[Stored records]
========================

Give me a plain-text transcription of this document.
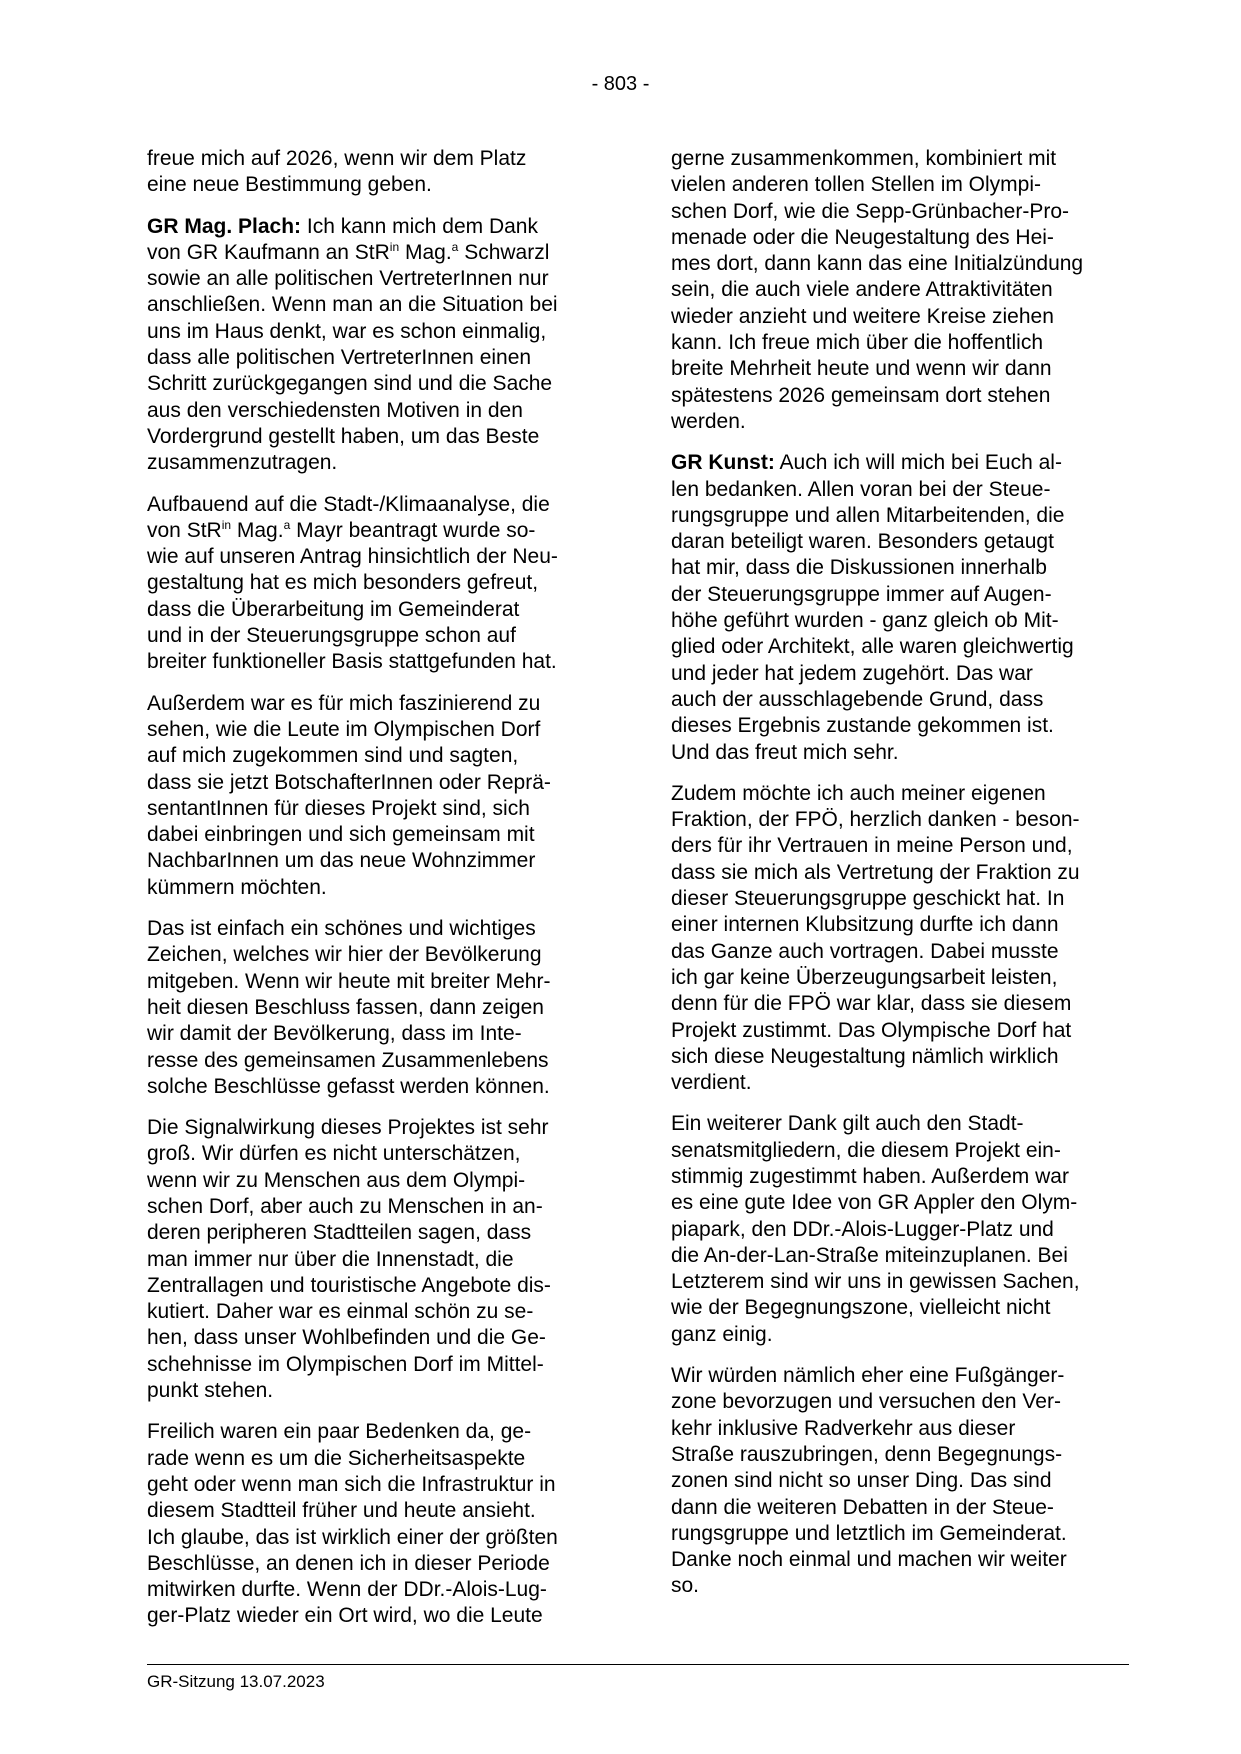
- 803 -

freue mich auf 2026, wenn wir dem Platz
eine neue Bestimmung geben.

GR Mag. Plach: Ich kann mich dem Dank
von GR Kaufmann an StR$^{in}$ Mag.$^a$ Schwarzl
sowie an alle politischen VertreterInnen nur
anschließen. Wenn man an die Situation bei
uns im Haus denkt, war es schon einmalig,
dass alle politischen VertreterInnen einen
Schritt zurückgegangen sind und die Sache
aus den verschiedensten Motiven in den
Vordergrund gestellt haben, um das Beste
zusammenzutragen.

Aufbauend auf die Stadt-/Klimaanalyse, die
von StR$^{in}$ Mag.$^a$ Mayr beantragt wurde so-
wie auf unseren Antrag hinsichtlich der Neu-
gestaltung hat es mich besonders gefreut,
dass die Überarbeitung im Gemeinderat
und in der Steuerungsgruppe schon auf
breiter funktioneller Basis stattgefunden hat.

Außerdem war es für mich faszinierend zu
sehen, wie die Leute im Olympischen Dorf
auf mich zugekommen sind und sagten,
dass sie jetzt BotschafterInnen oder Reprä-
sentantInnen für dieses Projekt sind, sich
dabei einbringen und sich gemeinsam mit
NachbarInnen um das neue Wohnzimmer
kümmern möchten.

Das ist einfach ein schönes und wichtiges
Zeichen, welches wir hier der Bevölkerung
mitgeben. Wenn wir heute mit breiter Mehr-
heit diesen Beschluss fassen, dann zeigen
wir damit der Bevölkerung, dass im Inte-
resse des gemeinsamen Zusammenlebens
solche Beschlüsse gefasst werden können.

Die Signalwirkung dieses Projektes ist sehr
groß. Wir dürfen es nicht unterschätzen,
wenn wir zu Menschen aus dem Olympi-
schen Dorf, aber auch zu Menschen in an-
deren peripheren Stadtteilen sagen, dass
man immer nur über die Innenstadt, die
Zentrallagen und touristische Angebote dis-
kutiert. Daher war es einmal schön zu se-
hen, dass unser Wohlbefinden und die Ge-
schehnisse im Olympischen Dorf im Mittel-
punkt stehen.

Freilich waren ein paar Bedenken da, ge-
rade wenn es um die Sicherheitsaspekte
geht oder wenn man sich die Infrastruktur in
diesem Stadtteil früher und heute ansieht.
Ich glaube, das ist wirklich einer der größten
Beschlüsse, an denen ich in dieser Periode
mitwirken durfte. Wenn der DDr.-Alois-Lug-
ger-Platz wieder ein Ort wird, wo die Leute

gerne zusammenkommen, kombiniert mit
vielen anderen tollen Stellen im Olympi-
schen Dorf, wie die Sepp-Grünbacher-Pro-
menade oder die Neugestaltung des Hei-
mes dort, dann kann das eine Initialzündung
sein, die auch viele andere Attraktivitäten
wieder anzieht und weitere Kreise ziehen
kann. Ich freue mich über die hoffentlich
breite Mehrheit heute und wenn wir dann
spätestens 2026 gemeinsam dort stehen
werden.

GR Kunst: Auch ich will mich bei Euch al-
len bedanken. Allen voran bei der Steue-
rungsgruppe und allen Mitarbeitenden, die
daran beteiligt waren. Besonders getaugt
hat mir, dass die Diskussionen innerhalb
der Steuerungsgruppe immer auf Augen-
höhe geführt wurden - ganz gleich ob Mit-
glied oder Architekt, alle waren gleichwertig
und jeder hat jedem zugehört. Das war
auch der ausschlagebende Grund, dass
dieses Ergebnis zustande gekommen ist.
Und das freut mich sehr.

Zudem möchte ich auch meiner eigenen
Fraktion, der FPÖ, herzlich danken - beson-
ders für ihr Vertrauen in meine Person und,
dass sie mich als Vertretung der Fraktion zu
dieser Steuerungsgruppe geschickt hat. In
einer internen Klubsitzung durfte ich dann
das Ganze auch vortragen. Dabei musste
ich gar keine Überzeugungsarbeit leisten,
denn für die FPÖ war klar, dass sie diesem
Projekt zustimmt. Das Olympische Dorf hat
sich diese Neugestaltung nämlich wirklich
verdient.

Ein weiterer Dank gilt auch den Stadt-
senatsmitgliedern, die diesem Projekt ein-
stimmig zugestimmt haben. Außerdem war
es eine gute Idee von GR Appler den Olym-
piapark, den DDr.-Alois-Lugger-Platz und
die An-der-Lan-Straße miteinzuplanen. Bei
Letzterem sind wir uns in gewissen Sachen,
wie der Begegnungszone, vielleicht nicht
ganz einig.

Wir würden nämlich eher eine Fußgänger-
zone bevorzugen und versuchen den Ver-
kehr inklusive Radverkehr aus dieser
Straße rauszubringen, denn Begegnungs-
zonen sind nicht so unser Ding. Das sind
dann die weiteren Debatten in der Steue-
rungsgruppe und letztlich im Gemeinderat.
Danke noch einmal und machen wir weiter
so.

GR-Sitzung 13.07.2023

========================

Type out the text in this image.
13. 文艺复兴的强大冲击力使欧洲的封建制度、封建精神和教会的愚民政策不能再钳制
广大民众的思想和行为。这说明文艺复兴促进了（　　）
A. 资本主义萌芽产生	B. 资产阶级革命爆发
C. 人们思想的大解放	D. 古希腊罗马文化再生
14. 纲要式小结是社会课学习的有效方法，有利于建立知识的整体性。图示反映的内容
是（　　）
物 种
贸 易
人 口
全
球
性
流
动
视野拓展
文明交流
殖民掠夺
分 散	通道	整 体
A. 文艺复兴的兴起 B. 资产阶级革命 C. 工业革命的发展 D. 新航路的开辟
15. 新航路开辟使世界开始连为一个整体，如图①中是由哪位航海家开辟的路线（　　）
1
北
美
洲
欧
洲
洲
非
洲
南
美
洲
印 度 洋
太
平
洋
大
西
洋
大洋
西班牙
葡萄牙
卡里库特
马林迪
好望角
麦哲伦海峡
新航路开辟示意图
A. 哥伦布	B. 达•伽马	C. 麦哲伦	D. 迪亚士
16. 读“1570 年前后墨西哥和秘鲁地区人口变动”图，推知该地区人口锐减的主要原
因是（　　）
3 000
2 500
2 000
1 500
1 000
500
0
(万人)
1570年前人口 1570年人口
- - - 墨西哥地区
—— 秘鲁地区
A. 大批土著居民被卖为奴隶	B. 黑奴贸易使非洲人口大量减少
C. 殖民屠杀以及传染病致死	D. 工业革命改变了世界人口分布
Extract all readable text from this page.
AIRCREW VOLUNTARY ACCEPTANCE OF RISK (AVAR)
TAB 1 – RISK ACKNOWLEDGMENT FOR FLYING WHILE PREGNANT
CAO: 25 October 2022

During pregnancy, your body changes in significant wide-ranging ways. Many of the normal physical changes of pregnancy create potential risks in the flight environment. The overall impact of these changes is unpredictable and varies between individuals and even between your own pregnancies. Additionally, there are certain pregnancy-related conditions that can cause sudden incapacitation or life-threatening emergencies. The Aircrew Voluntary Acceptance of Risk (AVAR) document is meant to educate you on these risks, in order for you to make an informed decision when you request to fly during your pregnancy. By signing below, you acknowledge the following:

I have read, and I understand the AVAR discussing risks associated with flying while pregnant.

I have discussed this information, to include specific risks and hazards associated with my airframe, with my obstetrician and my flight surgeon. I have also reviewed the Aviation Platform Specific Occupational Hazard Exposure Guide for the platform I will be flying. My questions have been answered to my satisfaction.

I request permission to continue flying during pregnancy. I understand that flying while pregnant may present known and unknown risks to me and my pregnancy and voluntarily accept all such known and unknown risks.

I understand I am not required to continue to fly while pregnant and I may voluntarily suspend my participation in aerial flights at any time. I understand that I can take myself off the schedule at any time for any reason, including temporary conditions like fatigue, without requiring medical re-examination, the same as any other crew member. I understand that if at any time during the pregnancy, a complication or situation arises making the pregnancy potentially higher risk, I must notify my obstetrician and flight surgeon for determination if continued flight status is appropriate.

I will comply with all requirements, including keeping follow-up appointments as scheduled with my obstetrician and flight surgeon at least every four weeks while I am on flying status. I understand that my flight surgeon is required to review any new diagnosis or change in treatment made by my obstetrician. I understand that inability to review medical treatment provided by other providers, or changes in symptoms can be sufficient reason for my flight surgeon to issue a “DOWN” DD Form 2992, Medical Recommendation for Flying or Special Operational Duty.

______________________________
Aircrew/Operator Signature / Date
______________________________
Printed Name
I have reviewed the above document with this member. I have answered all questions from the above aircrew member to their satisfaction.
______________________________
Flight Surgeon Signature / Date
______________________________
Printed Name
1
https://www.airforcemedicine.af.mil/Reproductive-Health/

========================

**Task brief**. Pull out all lines from the entries above in which the word "VertreterInnen" appears.

**Task response**.
sowie an alle politischen VertreterInnen nur
dass alle politischen VertreterInnen einen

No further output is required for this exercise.